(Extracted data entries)

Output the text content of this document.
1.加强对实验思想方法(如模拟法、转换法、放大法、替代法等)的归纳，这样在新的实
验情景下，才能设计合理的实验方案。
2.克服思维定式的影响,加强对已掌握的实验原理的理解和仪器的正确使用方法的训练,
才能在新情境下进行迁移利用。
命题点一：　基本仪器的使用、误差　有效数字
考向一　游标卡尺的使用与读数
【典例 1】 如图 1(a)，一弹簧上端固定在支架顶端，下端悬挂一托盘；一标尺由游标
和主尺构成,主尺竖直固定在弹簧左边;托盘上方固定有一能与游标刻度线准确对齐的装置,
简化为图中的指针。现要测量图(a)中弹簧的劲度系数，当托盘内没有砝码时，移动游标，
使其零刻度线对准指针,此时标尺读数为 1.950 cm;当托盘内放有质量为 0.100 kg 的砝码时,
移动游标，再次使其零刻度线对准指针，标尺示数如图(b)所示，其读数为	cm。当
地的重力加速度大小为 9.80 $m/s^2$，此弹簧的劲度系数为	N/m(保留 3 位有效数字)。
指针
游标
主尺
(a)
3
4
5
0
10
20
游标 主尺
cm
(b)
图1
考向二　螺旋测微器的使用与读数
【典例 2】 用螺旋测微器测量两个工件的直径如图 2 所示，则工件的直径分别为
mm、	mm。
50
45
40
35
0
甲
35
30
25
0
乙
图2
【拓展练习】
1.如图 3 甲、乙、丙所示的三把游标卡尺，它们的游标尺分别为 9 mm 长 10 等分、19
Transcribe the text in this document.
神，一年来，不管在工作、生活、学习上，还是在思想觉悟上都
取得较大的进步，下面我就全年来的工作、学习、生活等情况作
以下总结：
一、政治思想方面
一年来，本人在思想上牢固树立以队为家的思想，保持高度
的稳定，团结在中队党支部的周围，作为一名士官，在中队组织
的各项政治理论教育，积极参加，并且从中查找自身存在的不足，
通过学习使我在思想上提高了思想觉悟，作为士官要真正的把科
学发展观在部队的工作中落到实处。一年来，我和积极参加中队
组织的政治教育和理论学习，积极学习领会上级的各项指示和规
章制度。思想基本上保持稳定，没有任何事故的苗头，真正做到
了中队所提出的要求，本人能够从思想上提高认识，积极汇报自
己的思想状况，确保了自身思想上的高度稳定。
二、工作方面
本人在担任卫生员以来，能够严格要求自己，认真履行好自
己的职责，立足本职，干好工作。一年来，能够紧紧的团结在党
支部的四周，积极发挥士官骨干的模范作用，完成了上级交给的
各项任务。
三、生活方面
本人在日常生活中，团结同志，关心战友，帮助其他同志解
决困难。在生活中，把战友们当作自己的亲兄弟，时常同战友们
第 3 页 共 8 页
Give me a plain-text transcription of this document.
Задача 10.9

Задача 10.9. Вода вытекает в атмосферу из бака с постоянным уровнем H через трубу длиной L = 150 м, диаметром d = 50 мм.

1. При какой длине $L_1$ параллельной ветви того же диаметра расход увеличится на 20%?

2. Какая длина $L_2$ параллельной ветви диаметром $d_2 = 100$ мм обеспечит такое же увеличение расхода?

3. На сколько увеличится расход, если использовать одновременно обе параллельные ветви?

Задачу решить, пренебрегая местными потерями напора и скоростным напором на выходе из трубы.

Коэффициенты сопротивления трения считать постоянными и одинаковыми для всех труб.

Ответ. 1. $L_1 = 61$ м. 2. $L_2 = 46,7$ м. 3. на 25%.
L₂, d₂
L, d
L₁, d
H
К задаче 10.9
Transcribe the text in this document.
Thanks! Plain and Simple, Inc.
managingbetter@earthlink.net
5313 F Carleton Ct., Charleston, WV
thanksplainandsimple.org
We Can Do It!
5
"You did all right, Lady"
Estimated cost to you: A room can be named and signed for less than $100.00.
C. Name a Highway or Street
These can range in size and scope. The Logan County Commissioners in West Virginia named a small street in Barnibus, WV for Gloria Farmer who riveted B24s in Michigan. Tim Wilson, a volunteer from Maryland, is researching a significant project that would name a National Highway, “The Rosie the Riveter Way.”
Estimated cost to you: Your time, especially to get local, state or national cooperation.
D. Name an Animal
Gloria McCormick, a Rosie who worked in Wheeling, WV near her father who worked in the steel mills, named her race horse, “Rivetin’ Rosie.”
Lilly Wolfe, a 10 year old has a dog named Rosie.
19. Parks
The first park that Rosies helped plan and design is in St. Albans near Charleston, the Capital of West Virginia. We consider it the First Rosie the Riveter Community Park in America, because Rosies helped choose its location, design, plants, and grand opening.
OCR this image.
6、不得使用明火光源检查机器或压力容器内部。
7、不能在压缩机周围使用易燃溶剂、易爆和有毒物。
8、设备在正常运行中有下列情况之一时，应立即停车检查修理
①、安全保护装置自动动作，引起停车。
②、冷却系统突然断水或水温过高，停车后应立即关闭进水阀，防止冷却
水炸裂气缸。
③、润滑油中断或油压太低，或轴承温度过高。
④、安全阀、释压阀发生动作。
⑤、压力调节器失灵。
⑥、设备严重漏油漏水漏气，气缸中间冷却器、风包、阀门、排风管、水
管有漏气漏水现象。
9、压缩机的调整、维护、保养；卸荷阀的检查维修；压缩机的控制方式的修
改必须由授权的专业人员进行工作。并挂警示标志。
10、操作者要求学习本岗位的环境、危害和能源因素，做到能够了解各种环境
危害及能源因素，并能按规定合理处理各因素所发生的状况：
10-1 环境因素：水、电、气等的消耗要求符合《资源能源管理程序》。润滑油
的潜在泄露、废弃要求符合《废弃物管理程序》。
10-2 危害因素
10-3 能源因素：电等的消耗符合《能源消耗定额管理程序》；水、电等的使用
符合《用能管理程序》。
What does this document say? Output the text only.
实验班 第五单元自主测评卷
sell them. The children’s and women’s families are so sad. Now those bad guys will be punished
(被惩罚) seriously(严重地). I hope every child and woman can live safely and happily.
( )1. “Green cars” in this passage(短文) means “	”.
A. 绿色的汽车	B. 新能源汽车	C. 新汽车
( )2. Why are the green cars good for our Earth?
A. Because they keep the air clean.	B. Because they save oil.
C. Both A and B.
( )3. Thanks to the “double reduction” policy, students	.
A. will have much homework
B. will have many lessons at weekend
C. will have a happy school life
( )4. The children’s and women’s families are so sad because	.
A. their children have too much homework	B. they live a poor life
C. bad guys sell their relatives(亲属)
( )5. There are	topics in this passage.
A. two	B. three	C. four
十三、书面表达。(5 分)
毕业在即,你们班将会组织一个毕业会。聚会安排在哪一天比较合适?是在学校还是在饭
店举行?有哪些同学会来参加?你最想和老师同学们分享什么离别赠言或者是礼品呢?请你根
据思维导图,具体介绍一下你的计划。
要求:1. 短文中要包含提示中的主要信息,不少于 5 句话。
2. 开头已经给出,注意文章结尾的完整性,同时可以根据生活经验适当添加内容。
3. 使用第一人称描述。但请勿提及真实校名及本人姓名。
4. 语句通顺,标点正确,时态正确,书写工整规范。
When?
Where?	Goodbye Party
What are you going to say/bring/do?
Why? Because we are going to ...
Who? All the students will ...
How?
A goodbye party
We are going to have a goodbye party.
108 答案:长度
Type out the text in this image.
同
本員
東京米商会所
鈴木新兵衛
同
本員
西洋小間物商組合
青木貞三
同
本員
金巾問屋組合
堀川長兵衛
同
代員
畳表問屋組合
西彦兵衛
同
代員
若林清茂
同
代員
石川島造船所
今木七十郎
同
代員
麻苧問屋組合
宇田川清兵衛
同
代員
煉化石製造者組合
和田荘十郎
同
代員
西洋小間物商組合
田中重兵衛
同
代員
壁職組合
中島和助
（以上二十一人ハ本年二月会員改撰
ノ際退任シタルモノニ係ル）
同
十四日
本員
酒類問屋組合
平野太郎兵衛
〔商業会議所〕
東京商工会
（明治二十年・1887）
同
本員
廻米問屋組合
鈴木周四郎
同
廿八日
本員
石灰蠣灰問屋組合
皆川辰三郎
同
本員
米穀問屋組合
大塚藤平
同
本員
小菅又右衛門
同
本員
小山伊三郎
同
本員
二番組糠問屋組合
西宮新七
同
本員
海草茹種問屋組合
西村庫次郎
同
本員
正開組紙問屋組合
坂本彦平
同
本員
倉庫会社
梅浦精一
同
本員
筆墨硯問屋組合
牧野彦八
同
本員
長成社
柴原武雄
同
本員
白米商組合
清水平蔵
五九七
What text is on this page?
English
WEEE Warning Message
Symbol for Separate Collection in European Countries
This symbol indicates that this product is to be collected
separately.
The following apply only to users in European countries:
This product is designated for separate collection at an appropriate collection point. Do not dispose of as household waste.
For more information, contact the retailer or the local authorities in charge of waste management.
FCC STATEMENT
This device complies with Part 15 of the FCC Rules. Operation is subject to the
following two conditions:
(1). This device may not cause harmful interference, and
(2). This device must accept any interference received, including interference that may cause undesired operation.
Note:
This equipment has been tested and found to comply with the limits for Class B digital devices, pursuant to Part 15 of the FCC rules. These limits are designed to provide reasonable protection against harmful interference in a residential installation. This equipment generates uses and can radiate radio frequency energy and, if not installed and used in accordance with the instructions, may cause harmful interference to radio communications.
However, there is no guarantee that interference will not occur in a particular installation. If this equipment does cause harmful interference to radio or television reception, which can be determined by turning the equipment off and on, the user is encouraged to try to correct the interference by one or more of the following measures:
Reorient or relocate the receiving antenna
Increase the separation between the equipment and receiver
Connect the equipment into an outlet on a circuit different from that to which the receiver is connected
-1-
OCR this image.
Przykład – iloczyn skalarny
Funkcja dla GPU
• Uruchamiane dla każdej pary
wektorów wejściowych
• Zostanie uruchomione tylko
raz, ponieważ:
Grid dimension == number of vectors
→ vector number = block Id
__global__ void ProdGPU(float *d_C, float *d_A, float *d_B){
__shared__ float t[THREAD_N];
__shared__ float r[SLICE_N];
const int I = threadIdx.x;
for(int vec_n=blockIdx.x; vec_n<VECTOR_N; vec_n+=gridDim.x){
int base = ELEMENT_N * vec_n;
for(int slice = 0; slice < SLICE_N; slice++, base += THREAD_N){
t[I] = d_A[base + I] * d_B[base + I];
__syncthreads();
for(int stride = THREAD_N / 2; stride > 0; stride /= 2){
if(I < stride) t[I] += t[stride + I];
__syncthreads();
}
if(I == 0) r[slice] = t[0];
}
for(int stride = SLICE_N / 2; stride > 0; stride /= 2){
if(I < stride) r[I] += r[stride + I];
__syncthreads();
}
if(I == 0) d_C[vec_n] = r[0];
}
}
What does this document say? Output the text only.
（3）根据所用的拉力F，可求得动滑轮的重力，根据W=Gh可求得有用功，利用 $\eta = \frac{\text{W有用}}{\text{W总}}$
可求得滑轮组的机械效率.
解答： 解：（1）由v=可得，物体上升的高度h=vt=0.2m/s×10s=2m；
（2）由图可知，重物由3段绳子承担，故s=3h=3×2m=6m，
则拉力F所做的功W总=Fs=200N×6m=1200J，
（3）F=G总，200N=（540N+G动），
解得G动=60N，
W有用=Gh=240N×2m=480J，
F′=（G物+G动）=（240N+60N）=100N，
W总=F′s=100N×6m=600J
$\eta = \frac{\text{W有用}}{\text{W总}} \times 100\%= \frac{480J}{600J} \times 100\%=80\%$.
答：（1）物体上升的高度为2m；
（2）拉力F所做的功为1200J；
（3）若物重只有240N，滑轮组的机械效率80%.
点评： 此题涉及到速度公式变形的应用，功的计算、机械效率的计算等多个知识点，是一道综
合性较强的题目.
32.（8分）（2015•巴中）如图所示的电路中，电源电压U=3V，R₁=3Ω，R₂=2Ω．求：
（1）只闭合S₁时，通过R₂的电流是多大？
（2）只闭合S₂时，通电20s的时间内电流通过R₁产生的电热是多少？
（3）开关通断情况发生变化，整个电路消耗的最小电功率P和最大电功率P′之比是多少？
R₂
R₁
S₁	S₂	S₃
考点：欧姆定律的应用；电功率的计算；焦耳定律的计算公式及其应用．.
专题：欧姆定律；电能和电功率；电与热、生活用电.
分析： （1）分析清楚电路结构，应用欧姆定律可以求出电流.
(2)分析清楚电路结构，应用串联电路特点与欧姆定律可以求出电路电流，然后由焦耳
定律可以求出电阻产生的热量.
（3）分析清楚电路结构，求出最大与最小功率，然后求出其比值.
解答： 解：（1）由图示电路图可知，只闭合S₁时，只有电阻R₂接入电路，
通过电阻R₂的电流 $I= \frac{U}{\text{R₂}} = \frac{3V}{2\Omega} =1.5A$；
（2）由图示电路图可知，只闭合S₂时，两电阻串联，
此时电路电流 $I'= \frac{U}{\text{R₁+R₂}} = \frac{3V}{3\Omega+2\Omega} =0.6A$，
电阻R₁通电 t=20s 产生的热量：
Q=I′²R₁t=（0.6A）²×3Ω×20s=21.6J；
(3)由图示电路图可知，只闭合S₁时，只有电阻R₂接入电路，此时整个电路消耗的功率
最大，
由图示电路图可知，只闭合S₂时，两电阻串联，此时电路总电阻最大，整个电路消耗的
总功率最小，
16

> Written instruction: Where a line holds "more", copy that line.

> Finished answer:
For more information, contact the retailer or the local authorities in charge of waste management.
However, there is no guarantee that interference will not occur in a particular installation. If this equipment does cause harmful interference to radio or television reception, which can be determined by turning the equipment off and on, the user is encouraged to try to correct the interference by one or more of the following measures:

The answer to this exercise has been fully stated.